=== RECORDS FOR THIS TASK ===
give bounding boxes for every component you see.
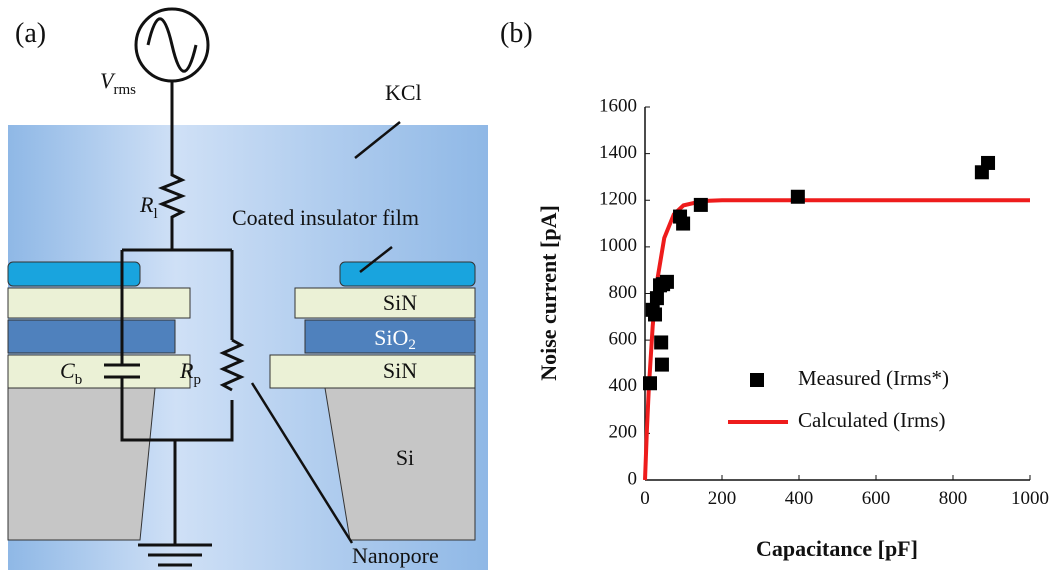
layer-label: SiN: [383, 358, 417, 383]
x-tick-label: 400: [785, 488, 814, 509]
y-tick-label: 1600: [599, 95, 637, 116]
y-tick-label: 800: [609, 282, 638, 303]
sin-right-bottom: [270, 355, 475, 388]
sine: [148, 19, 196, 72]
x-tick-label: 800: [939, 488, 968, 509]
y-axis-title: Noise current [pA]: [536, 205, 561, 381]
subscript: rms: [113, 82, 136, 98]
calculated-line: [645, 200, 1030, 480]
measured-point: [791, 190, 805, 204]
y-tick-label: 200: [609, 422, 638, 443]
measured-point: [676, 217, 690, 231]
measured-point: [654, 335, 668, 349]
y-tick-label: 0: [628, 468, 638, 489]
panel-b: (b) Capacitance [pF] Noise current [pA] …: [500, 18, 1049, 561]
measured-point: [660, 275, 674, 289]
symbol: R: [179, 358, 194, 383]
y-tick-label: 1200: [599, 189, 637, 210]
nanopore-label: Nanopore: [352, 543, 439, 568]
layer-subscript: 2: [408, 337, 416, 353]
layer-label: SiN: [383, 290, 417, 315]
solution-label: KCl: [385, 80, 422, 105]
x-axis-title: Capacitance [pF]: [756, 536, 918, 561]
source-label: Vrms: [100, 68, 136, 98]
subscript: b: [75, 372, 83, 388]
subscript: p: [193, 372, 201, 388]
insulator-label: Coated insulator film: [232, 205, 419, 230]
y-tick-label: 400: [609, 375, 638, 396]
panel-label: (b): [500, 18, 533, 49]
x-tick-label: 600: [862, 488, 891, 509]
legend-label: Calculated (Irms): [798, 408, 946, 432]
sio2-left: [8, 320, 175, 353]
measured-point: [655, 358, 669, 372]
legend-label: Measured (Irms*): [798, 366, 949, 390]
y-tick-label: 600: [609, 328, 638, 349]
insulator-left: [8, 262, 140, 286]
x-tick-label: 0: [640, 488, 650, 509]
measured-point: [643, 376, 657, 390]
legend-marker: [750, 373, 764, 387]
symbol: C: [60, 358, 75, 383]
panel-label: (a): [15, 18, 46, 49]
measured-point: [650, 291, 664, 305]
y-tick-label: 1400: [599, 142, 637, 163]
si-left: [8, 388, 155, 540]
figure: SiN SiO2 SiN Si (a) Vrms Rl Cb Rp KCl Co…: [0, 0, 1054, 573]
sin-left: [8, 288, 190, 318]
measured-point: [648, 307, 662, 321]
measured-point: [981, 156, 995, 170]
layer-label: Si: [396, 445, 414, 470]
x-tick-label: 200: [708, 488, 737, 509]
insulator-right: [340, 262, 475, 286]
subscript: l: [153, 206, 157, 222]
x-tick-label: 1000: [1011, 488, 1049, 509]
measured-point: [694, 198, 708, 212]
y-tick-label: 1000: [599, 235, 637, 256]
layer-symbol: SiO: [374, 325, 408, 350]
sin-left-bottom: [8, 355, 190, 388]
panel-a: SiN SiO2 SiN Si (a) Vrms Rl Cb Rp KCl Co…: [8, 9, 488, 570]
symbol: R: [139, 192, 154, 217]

=== TASK DIRECTIONS ===
Reproduce every row above verbatim, omitting the picture.

=== THE OUTPUT ===
give bounding boxes for every component you see.
layer-label: SiN: [383, 358, 417, 383]
x-tick-label: 400: [785, 488, 814, 509]
y-tick-label: 1600: [599, 95, 637, 116]
y-tick-label: 800: [609, 282, 638, 303]
sin-right-bottom: [270, 355, 475, 388]
sine: [148, 19, 196, 72]
x-tick-label: 800: [939, 488, 968, 509]
y-axis-title: Noise current [pA]: [536, 205, 561, 381]
subscript: rms: [113, 82, 136, 98]
calculated-line: [645, 200, 1030, 480]
measured-point: [791, 190, 805, 204]
y-tick-label: 200: [609, 422, 638, 443]
measured-point: [676, 217, 690, 231]
measured-point: [654, 335, 668, 349]
y-tick-label: 0: [628, 468, 638, 489]
panel-b: (b) Capacitance [pF] Noise current [pA] …: [500, 18, 1049, 561]
measured-point: [660, 275, 674, 289]
symbol: R: [179, 358, 194, 383]
y-tick-label: 1200: [599, 189, 637, 210]
nanopore-label: Nanopore: [352, 543, 439, 568]
layer-subscript: 2: [408, 337, 416, 353]
layer-label: SiN: [383, 290, 417, 315]
solution-label: KCl: [385, 80, 422, 105]
x-axis-title: Capacitance [pF]: [756, 536, 918, 561]
source-label: Vrms: [100, 68, 136, 98]
subscript: b: [75, 372, 83, 388]
subscript: p: [193, 372, 201, 388]
insulator-label: Coated insulator film: [232, 205, 419, 230]
y-tick-label: 400: [609, 375, 638, 396]
panel-label: (b): [500, 18, 533, 49]
x-tick-label: 600: [862, 488, 891, 509]
legend-label: Calculated (Irms): [798, 408, 946, 432]
sio2-left: [8, 320, 175, 353]
measured-point: [655, 358, 669, 372]
legend-label: Measured (Irms*): [798, 366, 949, 390]
y-tick-label: 600: [609, 328, 638, 349]
insulator-left: [8, 262, 140, 286]
x-tick-label: 0: [640, 488, 650, 509]
measured-point: [643, 376, 657, 390]
legend-marker: [750, 373, 764, 387]
symbol: C: [60, 358, 75, 383]
panel-label: (a): [15, 18, 46, 49]
measured-point: [650, 291, 664, 305]
y-tick-label: 1400: [599, 142, 637, 163]
si-left: [8, 388, 155, 540]
figure: SiN SiO2 SiN Si (a) Vrms Rl Cb Rp KCl Co…: [0, 0, 1054, 573]
sin-left: [8, 288, 190, 318]
measured-point: [648, 307, 662, 321]
measured-point: [981, 156, 995, 170]
layer-label: Si: [396, 445, 414, 470]
x-tick-label: 200: [708, 488, 737, 509]
insulator-right: [340, 262, 475, 286]
subscript: l: [153, 206, 157, 222]
x-tick-label: 1000: [1011, 488, 1049, 509]
measured-point: [694, 198, 708, 212]
y-tick-label: 1000: [599, 235, 637, 256]
layer-symbol: SiO: [374, 325, 408, 350]
sin-left-bottom: [8, 355, 190, 388]
panel-a: SiN SiO2 SiN Si (a) Vrms Rl Cb Rp KCl Co…: [8, 9, 488, 570]
symbol: R: [139, 192, 154, 217]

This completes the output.